EXERCISE AIM: Report every line in the listing below where the string "that" shows up.

INPUT:
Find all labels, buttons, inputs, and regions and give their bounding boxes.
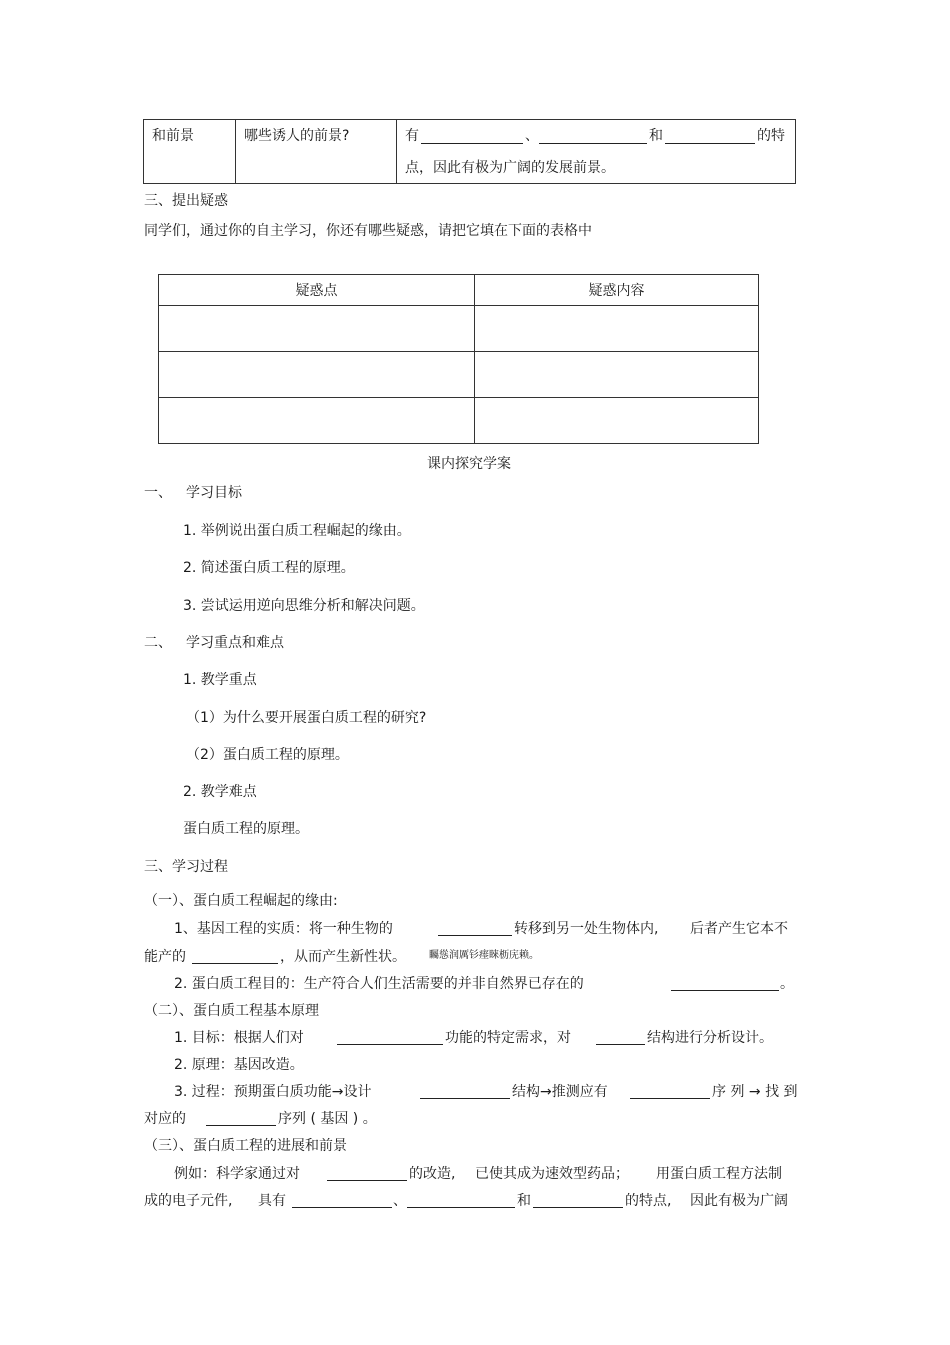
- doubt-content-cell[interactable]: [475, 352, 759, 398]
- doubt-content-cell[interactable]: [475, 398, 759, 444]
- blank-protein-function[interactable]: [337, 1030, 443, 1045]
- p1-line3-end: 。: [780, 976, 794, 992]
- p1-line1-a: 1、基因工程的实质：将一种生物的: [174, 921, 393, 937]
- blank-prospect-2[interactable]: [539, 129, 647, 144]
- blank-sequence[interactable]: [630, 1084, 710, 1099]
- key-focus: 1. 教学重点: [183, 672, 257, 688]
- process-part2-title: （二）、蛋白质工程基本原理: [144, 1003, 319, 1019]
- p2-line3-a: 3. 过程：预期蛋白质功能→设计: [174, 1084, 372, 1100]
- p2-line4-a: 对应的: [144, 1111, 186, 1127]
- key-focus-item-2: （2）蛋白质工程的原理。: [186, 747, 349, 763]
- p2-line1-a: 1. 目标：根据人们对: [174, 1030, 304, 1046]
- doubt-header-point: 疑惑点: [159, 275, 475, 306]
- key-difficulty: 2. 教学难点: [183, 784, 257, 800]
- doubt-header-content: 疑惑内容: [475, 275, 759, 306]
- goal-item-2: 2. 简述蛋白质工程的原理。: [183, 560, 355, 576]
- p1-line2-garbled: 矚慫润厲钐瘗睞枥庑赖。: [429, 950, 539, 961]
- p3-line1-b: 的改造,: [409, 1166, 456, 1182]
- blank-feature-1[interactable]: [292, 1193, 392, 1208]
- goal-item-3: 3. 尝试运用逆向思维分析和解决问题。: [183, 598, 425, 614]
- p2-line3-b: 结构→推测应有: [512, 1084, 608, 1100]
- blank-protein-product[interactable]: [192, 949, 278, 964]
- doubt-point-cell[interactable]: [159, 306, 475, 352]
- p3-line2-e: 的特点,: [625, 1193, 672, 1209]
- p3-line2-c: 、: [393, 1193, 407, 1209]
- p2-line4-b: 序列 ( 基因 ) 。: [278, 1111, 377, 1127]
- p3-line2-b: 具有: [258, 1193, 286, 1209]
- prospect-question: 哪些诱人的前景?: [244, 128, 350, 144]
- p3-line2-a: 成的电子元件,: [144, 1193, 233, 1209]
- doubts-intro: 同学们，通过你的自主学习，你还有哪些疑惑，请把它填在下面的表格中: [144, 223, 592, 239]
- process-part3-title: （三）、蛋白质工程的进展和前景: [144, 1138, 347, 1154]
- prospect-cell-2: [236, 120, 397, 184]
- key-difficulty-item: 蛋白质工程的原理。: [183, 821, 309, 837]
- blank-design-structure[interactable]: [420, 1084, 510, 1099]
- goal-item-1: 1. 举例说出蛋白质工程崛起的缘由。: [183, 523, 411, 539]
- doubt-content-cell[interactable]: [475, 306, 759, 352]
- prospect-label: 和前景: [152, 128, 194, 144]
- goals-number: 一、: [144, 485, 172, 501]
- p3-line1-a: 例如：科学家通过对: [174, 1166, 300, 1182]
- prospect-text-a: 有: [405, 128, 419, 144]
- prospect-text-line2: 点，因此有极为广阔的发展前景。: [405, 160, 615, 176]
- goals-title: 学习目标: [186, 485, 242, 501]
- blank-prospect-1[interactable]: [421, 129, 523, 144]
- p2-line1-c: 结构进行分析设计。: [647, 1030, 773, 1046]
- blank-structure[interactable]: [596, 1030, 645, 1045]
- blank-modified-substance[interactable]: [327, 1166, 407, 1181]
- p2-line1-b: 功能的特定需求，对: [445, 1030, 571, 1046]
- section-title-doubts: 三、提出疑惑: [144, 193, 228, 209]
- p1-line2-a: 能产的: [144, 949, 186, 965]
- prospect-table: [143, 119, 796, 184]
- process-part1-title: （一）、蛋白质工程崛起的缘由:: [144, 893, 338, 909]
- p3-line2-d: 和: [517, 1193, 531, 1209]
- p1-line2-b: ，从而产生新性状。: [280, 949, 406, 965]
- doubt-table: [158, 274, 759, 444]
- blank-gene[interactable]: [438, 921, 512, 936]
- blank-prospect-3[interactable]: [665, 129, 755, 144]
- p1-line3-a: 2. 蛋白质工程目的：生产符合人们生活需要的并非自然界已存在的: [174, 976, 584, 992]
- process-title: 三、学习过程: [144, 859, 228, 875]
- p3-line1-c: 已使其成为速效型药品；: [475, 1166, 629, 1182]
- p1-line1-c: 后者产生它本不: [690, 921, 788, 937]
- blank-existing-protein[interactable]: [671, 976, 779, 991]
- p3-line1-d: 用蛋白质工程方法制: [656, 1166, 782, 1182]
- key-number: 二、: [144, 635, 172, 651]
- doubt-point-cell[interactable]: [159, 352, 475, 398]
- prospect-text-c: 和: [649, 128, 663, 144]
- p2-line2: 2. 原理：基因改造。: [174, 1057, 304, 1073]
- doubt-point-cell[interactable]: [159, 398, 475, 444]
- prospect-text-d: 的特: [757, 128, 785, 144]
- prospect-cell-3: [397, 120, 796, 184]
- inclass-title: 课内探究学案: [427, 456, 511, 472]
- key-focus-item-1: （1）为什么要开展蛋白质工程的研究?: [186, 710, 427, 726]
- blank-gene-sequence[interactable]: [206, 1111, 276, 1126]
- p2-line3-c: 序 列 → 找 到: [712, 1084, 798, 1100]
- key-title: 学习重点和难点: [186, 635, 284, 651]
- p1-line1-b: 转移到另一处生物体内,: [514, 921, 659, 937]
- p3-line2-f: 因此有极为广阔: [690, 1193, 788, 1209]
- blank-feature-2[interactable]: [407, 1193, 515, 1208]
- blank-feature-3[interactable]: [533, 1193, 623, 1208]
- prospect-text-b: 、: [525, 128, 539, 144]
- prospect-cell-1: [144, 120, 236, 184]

* * *

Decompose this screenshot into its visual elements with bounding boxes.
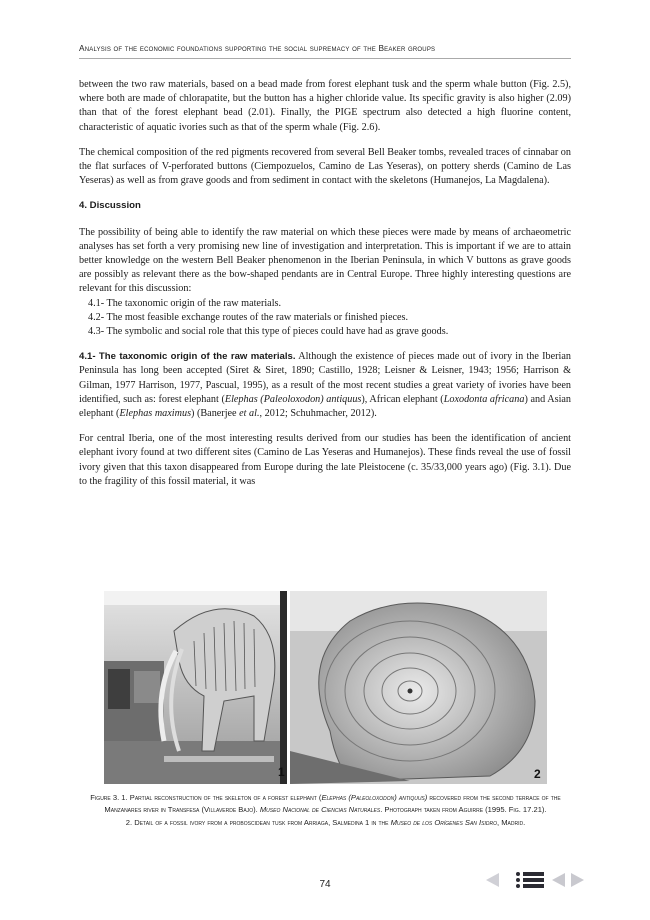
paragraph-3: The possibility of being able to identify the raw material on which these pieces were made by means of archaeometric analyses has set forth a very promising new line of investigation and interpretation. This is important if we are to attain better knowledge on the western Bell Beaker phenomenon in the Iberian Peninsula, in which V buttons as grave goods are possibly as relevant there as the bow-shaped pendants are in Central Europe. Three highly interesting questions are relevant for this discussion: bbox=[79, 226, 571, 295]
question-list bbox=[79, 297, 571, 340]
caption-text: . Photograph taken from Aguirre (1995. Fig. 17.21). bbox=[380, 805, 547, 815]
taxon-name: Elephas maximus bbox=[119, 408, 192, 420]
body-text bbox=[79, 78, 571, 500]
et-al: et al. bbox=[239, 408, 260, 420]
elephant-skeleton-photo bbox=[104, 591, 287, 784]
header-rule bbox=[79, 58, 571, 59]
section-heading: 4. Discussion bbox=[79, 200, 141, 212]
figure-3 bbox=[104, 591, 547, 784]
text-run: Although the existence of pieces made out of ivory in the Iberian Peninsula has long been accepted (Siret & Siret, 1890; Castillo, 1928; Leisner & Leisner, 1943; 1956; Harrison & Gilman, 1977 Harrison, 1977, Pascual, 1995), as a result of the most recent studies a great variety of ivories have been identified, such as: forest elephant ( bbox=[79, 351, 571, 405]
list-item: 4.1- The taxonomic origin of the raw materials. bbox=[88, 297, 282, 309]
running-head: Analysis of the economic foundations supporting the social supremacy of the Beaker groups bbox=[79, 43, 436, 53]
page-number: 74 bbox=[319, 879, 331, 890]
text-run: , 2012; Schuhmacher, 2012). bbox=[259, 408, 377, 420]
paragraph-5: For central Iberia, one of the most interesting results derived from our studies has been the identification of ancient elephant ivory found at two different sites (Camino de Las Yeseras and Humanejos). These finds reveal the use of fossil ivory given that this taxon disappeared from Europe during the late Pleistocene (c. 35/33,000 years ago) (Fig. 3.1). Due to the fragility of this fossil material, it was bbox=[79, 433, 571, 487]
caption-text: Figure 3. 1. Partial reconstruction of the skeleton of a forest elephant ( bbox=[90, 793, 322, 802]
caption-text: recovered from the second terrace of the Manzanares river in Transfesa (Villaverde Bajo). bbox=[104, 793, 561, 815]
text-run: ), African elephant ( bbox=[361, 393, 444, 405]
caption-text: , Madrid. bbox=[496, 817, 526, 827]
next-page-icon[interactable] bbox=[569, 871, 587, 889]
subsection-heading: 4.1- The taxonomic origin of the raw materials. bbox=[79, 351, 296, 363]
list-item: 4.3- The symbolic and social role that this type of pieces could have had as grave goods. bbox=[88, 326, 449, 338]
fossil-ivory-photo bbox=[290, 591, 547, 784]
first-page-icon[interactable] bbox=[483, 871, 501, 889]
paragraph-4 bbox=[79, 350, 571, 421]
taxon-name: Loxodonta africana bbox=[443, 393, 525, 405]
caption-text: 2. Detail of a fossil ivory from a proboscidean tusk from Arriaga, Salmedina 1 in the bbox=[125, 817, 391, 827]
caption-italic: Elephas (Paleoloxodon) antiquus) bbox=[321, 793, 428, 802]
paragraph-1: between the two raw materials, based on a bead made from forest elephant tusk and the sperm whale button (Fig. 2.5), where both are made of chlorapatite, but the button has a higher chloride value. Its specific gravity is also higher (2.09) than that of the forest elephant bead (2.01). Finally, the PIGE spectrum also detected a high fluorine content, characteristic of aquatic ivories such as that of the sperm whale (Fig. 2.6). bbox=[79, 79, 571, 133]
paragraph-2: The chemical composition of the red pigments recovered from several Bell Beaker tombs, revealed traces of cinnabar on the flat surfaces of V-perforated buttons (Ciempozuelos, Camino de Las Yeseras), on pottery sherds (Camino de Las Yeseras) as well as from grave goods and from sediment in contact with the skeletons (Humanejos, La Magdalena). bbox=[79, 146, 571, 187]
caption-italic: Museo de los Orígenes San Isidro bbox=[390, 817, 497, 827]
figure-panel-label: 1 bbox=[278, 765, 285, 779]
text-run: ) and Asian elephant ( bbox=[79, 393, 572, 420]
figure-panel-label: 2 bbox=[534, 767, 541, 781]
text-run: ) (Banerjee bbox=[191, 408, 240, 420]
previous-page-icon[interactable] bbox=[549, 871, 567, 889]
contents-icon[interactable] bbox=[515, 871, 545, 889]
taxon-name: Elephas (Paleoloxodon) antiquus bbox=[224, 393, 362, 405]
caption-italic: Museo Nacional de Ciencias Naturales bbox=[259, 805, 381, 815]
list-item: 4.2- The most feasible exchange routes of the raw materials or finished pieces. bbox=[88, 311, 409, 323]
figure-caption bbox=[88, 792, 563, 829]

FINISHED EXERCISE:
paragraph-5: For central Iberia, one of the most interesting results derived from our studies has been the identification of ancient elephant ivory found at two different sites (Camino de Las Yeseras and Humanejos). These finds reveal the use of fossil ivory given that this taxon disappeared from Europe during the late Pleistocene (c. 35/33,000 years ago) (Fig. 3.1). Due to the fragility of this fossil material, it was bbox=[79, 433, 571, 487]
list-item: 4.3- The symbolic and social role that this type of pieces could have had as grave goods. bbox=[88, 326, 449, 338]
paragraph-1: between the two raw materials, based on a bead made from forest elephant tusk and the sperm whale button (Fig. 2.5), where both are made of chlorapatite, but the button has a higher chloride value. Its specific gravity is also higher (2.09) than that of the forest elephant bead (2.01). Finally, the PIGE spectrum also detected a high fluorine content, characteristic of aquatic ivories such as that of the sperm whale (Fig. 2.6). bbox=[79, 79, 571, 133]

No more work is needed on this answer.